◆ **What to work on**
What number of lines hold the word "Arriaga"? State that number and nothing besides.

Dataset items:

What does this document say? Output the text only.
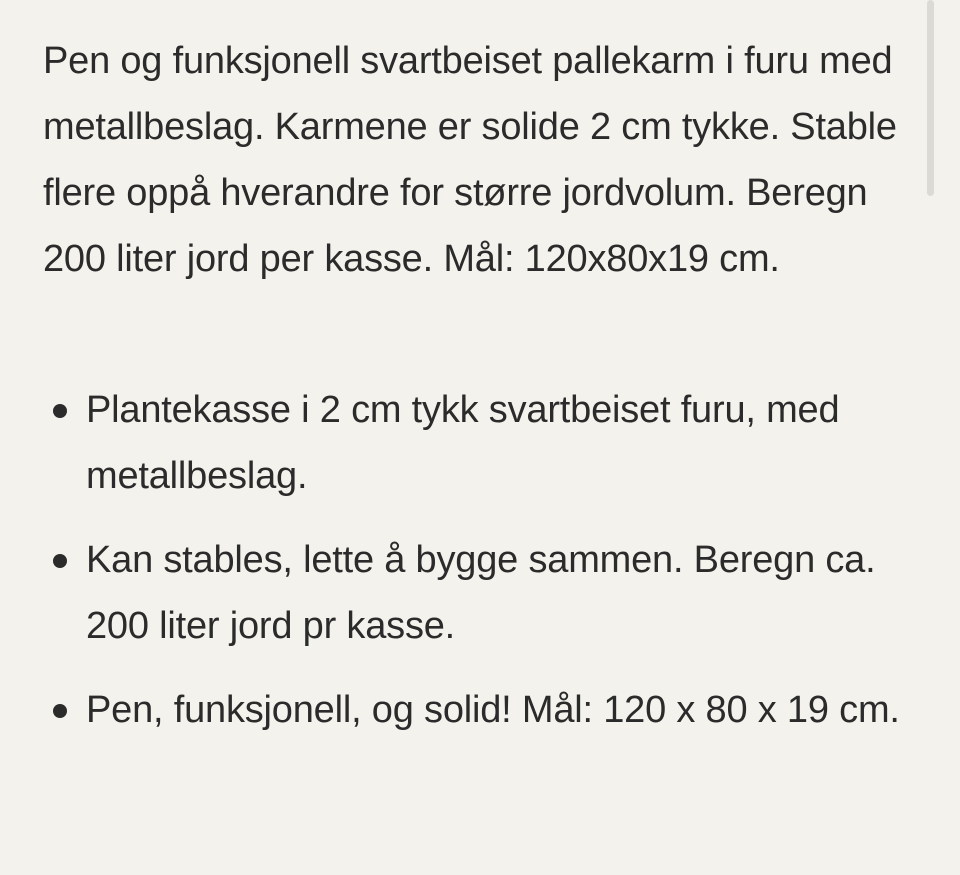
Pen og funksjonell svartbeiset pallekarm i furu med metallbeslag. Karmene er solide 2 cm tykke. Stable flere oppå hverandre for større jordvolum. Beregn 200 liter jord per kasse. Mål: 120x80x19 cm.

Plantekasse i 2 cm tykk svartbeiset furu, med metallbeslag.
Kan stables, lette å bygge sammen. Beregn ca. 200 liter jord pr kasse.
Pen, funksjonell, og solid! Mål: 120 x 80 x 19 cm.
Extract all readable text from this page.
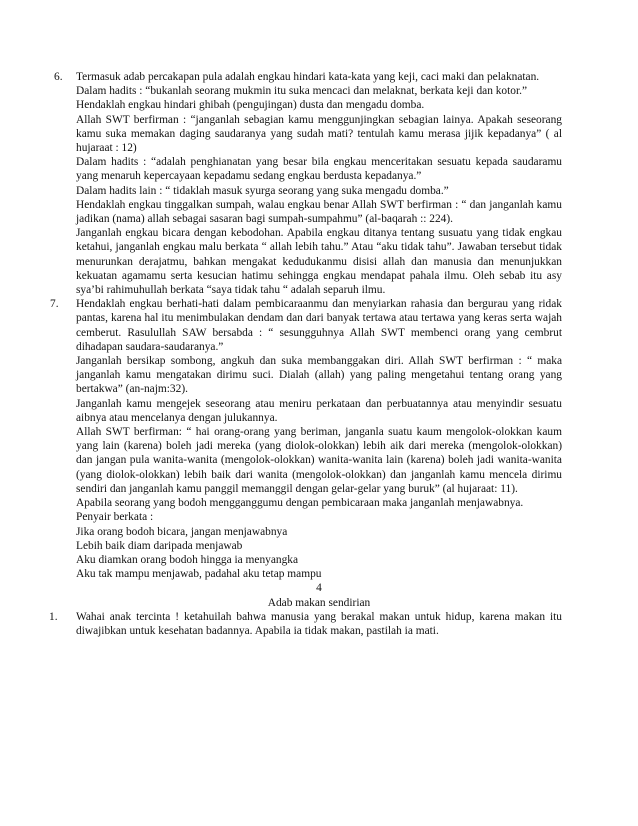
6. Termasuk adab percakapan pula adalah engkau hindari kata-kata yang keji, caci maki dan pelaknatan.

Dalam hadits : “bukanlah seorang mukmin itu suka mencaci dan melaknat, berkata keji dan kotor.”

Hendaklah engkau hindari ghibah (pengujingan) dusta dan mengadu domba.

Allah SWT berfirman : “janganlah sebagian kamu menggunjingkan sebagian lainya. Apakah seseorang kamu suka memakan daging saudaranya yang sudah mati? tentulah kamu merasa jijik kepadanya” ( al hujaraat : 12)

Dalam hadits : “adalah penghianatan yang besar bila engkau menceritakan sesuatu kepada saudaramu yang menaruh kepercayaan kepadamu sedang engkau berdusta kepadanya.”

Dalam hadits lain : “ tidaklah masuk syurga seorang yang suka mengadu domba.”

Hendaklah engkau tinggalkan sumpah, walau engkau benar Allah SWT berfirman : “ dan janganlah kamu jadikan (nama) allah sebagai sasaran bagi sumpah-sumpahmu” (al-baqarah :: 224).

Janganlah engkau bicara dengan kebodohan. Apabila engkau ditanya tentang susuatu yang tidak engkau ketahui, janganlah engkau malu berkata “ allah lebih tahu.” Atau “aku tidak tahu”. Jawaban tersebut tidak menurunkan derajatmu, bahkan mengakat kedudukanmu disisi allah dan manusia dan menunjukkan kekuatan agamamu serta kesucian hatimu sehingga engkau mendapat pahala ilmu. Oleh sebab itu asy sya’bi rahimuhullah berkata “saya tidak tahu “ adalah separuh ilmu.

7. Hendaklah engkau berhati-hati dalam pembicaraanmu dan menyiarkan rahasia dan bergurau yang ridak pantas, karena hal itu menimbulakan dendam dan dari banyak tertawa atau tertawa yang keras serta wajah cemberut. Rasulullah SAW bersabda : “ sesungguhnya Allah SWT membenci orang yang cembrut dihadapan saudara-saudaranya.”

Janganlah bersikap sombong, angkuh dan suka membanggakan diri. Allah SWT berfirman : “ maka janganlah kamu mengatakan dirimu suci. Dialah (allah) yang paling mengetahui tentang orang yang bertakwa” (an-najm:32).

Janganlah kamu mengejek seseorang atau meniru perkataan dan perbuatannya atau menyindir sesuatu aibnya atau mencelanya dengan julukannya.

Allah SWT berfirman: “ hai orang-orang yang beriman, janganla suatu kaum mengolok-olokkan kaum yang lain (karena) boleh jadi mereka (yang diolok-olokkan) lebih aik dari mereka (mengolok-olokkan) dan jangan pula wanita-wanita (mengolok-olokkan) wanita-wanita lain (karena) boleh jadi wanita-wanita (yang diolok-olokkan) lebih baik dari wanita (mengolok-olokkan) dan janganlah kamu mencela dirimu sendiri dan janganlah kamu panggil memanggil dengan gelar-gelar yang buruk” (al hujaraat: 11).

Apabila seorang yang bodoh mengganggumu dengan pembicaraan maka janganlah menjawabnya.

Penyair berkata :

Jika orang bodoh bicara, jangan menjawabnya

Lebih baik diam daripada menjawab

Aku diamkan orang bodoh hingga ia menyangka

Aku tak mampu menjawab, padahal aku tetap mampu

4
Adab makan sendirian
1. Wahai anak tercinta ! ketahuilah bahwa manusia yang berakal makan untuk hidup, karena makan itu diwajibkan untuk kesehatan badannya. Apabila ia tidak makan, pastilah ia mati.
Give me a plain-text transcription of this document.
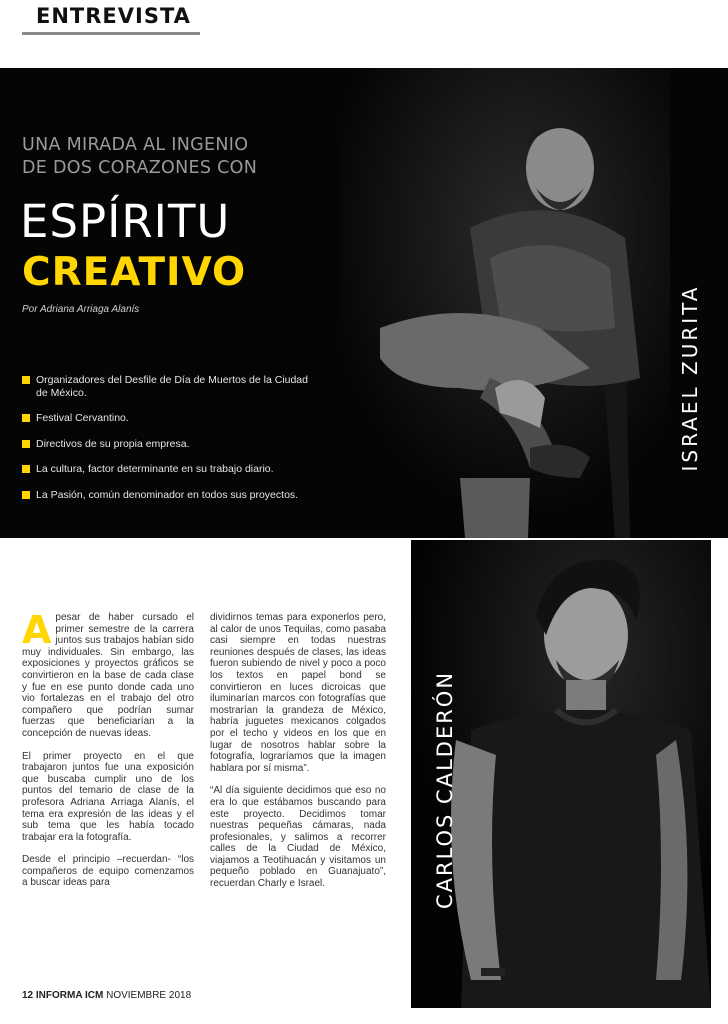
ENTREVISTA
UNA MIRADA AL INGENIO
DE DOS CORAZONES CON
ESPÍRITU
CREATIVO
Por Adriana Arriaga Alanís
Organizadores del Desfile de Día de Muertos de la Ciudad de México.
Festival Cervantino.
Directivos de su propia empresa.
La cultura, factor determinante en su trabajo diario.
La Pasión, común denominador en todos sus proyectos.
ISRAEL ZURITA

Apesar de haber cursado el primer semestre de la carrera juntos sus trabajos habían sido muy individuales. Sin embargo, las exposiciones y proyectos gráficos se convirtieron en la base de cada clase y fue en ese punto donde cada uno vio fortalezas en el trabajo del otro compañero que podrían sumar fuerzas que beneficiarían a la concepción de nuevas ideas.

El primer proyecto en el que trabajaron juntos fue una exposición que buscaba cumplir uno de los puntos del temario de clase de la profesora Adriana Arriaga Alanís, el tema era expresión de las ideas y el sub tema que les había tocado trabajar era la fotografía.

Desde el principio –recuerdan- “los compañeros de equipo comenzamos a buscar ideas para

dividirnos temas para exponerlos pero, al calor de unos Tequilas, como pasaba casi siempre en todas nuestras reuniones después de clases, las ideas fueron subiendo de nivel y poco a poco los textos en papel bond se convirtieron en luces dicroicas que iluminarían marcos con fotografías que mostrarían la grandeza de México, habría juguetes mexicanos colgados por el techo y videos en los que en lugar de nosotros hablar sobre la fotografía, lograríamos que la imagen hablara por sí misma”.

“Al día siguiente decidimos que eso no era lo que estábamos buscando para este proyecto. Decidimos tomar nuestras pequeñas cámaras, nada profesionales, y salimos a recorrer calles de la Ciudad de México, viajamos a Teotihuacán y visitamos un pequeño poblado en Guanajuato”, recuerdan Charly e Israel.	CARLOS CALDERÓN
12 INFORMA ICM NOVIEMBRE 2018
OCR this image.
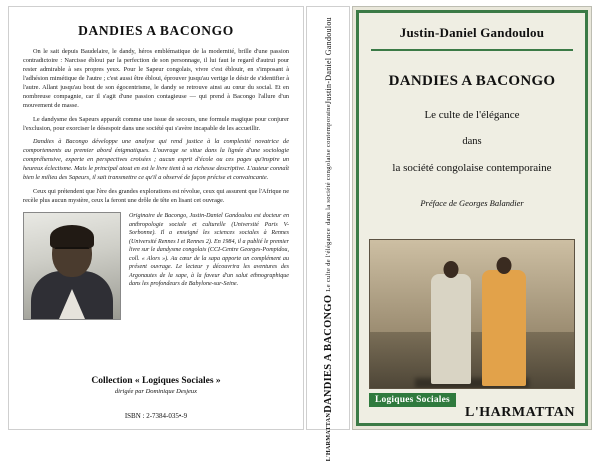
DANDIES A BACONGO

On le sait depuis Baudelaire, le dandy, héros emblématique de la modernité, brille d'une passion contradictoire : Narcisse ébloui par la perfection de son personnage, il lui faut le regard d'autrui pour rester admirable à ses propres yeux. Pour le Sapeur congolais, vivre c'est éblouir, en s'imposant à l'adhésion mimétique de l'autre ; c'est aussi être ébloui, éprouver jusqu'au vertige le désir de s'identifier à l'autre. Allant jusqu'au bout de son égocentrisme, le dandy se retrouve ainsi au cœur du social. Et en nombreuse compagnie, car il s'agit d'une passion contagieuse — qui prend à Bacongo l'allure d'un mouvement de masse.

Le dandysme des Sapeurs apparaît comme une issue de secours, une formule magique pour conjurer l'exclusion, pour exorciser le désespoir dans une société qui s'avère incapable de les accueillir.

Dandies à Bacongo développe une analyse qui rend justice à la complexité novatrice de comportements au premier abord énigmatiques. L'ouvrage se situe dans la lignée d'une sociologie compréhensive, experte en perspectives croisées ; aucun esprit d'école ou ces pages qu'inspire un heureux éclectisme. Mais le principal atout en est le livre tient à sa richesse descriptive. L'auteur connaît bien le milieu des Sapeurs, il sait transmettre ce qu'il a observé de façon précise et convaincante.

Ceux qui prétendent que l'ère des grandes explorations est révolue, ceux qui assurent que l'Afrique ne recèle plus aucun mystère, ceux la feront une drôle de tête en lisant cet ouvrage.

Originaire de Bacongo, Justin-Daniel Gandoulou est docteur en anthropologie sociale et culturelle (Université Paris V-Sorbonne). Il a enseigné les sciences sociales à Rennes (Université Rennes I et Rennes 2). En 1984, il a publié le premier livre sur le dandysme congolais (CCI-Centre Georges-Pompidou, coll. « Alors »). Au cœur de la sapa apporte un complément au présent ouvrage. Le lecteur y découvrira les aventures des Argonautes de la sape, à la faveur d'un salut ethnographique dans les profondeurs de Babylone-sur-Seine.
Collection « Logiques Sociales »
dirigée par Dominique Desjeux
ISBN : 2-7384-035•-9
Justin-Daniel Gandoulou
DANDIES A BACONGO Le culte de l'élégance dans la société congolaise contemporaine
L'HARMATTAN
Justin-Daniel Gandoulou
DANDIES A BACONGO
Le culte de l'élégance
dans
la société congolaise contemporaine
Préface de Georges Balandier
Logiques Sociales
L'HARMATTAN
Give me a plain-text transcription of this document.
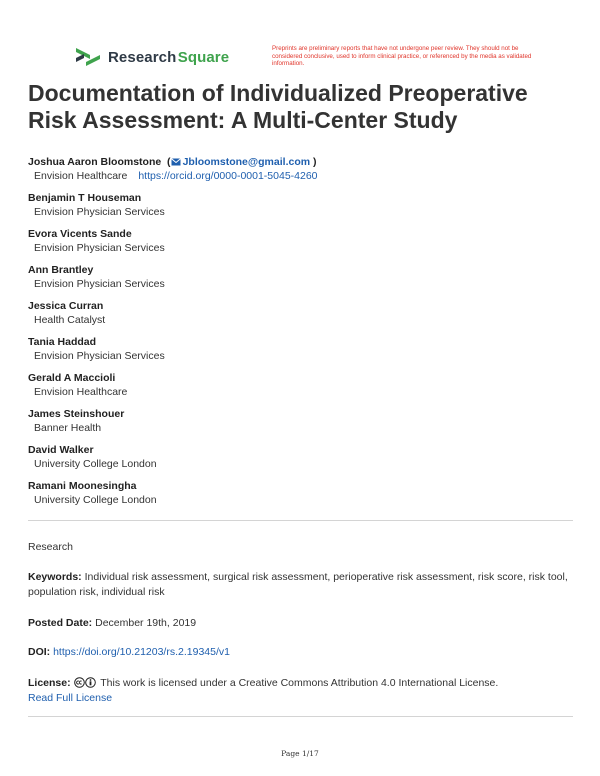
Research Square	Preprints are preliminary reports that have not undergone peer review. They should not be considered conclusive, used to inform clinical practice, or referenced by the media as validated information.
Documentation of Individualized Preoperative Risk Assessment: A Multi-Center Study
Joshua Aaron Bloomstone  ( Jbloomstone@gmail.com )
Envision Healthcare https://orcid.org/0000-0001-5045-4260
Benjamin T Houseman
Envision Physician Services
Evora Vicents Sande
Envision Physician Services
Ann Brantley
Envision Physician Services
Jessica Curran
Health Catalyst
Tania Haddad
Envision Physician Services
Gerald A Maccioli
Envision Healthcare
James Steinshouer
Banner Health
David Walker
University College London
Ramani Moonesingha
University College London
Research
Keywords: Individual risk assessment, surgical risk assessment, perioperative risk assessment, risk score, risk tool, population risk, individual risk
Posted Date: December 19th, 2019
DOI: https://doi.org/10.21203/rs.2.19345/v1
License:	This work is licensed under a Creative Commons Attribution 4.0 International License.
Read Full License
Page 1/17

◆ **Full solution**
2